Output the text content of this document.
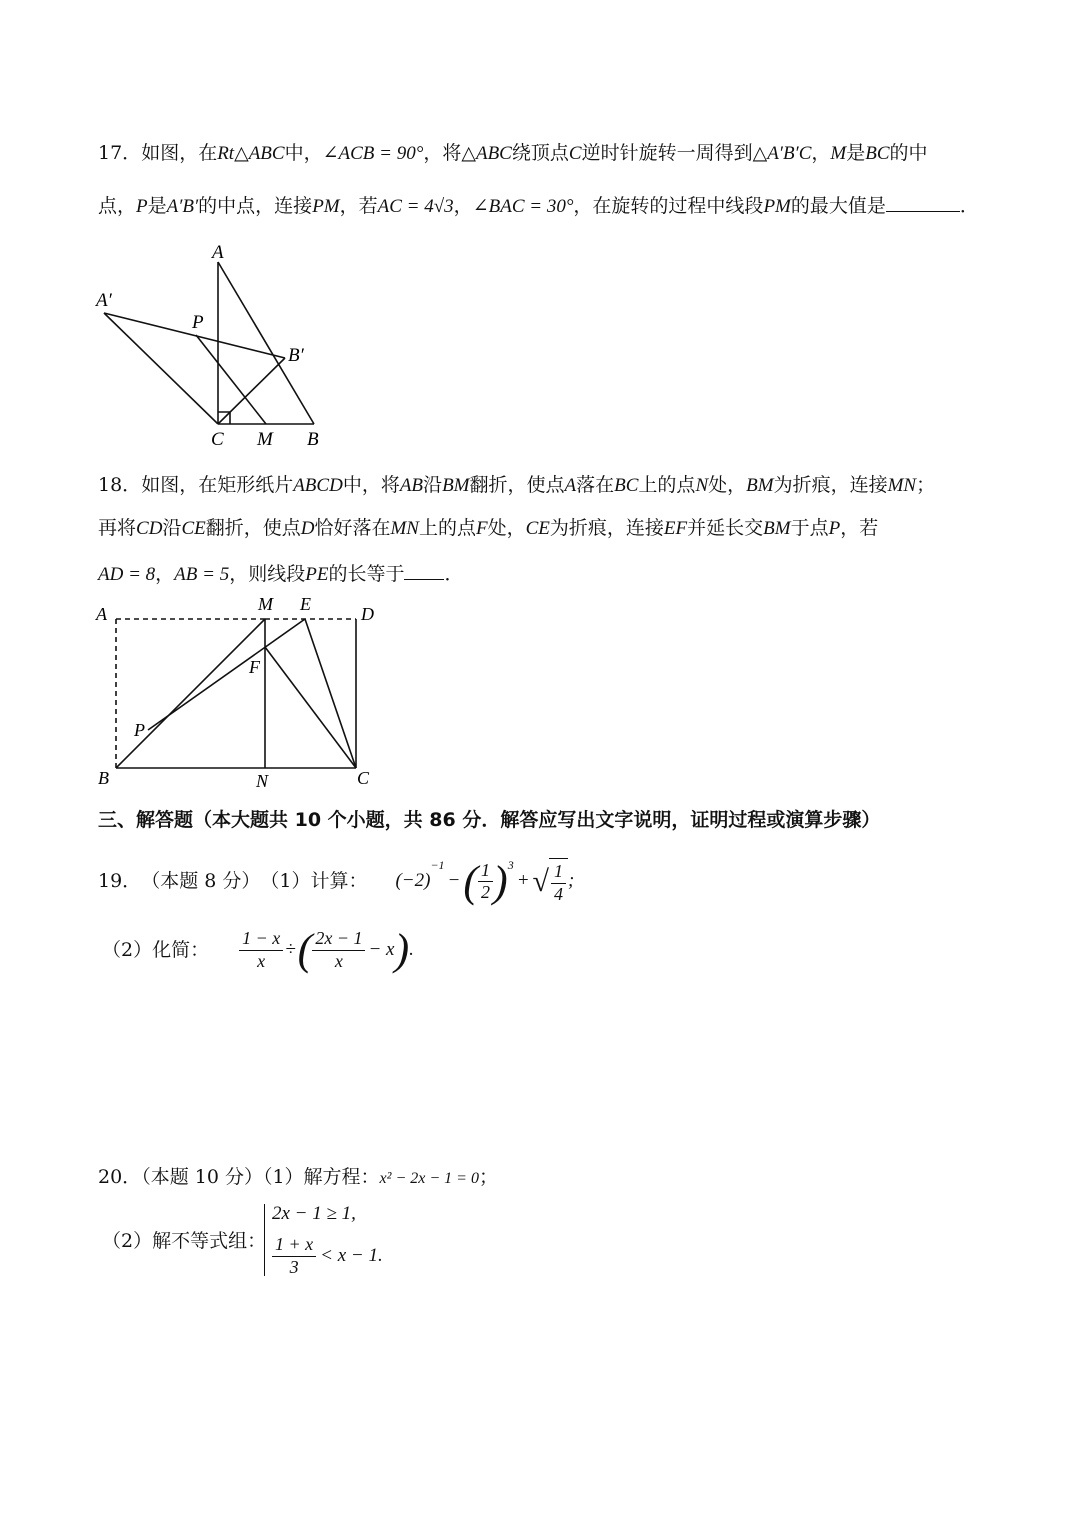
17．如图，在Rt△ABC中，∠ACB = 90°，将△ABC绕顶点C逆时针旋转一周得到△A′B′C，M是BC的中
点，P是A′B′的中点，连接PM，若AC = 4√3，∠BAC = 30°，在旋转的过程中线段PM的最大值是	．
A
A′
P
B′
C M B
18．如图，在矩形纸片ABCD中，将AB沿BM翻折，使点A落在BC上的点N处，BM为折痕，连接MN；
再将CD沿CE翻折，使点D恰好落在MN上的点F处，CE为折痕，连接EF并延长交BM于点P，若
AD = 8，AB = 5，则线段PE的长等于 ．
A	M E	D
F
P
B	N	C
三、解答题（本大题共 10 个小题，共 86 分．解答应写出文字说明，证明过程或演算步骤）
19． （本题 8 分） （1）计算： (−2)
−1
− ( $\frac{1}{2}$ ) 3
+ √ $\frac{1}{4}$ ;
（2）化简： $\frac{1 - x}{x}$ ÷ ( $\frac{2x - 1}{x} - x$ ) .
20．（本题 10 分）（1）解方程：x² − 2x − 1 = 0；
（2）解不等式组：
2x − 1 ≥ 1,
$\frac{1 + x}{3} < x - 1$.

WHAT YOU ARE ASKED TO DO
Leaving the pictures aside, transcribe the entire listing exactly.

TASK ANSWER
Output the text content of this document.
17．如图，在Rt△ABC中，∠ACB = 90°，将△ABC绕顶点C逆时针旋转一周得到△A′B′C，M是BC的中
点，P是A′B′的中点，连接PM，若AC = 4√3，∠BAC = 30°，在旋转的过程中线段PM的最大值是	．
A
A′
P
B′
C M B
18．如图，在矩形纸片ABCD中，将AB沿BM翻折，使点A落在BC上的点N处，BM为折痕，连接MN；
再将CD沿CE翻折，使点D恰好落在MN上的点F处，CE为折痕，连接EF并延长交BM于点P，若
AD = 8，AB = 5，则线段PE的长等于 ．
A	M E	D
F
P
B	N	C
三、解答题（本大题共 10 个小题，共 86 分．解答应写出文字说明，证明过程或演算步骤）
19． （本题 8 分） （1）计算： (−2)
−1
− ( $\frac{1}{2}$ ) 3
+ √ $\frac{1}{4}$ ;
（2）化简： $\frac{1 - x}{x}$ ÷ ( $\frac{2x - 1}{x} - x$ ) .
20．（本题 10 分）（1）解方程：x² − 2x − 1 = 0；
（2）解不等式组：
2x − 1 ≥ 1,
$\frac{1 + x}{3} < x - 1$.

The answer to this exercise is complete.